Requirements:
From the listing below, select every line where the word "ETHUSD" appears.

** start of Available records **

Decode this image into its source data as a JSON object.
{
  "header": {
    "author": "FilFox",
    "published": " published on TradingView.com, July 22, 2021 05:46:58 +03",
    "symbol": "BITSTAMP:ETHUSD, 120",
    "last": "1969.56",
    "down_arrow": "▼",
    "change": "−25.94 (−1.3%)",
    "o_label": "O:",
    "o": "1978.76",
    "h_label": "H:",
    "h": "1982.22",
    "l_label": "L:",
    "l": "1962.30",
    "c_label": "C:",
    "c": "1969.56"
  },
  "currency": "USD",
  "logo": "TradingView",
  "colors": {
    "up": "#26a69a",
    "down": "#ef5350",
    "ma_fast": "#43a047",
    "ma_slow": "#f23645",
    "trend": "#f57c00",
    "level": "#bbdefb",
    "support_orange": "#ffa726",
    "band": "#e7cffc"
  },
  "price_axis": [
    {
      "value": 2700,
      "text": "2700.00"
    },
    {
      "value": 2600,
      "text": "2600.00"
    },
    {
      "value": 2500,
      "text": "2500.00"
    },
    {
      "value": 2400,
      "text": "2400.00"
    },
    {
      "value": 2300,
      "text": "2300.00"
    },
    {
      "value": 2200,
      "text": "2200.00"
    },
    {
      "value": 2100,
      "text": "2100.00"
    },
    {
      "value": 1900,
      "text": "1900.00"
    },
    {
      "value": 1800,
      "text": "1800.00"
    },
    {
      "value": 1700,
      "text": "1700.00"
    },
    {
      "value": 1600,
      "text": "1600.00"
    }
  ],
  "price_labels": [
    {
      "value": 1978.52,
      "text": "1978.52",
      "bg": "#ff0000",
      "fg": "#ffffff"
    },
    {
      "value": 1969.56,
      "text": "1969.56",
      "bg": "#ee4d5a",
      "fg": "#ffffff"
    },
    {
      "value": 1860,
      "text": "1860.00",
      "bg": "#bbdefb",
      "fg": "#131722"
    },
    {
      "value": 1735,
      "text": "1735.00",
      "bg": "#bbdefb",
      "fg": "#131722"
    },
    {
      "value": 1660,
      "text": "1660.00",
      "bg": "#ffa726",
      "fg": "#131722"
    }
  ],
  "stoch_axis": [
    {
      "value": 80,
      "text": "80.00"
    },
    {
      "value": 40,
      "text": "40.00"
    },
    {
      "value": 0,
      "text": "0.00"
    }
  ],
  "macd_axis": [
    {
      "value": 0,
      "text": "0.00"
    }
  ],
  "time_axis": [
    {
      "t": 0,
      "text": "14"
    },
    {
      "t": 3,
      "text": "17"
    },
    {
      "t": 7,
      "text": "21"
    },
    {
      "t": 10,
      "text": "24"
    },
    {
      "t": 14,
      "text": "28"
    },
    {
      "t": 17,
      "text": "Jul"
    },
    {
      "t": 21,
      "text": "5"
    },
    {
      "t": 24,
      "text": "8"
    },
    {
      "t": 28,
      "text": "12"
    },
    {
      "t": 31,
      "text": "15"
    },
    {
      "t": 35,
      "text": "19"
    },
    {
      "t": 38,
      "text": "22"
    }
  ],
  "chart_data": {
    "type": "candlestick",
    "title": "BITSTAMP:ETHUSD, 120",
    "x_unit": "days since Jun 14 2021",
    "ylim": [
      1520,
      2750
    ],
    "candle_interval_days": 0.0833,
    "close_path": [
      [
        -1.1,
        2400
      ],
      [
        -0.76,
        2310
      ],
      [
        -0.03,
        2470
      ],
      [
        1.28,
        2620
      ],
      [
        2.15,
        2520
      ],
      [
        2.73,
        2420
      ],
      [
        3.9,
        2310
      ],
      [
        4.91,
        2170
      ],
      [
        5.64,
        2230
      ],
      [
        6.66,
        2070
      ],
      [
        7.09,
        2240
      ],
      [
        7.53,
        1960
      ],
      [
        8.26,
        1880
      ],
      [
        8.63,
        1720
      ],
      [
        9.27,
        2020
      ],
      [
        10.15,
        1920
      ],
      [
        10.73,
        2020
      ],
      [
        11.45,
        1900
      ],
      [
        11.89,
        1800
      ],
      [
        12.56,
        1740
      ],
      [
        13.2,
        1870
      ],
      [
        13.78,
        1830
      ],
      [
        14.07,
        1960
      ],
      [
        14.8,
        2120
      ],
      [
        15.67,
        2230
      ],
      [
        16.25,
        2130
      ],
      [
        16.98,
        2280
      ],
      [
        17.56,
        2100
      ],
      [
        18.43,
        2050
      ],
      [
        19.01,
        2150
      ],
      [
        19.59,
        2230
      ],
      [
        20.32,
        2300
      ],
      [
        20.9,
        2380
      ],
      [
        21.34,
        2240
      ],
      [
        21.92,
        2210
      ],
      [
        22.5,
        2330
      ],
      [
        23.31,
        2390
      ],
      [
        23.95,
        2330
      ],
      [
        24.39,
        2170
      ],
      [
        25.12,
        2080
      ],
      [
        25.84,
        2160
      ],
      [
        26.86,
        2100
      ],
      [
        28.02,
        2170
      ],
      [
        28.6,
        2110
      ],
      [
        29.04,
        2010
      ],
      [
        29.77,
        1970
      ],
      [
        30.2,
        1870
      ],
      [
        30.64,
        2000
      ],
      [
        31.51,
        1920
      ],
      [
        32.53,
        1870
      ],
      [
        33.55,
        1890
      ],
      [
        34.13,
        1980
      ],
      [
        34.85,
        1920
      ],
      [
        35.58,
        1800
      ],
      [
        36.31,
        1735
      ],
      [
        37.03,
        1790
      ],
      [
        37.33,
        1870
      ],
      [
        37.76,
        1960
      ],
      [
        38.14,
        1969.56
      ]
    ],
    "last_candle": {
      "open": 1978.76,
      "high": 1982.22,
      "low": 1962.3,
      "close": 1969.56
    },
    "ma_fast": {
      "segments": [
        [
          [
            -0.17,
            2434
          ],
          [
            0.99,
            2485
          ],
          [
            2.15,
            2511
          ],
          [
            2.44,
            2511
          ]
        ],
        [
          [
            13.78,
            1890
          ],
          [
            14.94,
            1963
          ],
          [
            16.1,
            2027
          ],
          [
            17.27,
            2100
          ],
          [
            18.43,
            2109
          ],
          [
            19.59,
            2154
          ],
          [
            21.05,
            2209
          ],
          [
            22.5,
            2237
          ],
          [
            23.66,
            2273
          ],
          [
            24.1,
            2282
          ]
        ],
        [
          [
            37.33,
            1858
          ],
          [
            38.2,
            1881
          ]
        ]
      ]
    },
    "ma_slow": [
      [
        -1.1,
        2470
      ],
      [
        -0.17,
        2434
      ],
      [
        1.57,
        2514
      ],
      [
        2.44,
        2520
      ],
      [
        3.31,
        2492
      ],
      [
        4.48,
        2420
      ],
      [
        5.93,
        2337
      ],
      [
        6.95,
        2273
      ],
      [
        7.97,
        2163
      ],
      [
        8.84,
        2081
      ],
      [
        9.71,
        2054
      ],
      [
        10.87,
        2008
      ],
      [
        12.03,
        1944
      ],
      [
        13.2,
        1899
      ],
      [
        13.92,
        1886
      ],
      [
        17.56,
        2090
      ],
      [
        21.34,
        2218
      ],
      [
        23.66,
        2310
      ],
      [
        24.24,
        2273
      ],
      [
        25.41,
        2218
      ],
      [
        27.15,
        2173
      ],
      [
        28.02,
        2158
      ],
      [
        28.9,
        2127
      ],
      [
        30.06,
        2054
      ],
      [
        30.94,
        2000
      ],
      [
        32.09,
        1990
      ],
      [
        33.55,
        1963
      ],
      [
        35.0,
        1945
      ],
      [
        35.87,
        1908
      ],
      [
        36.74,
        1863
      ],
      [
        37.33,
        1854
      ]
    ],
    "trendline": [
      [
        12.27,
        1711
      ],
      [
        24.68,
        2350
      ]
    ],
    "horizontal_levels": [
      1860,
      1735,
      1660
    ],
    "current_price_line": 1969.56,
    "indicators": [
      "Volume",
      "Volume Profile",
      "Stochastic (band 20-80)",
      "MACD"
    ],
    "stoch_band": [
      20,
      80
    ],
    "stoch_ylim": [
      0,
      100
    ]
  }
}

** end of Available records **

Reply to the exercise:
    "symbol": "BITSTAMP:ETHUSD, 120",
    "title": "BITSTAMP:ETHUSD, 120",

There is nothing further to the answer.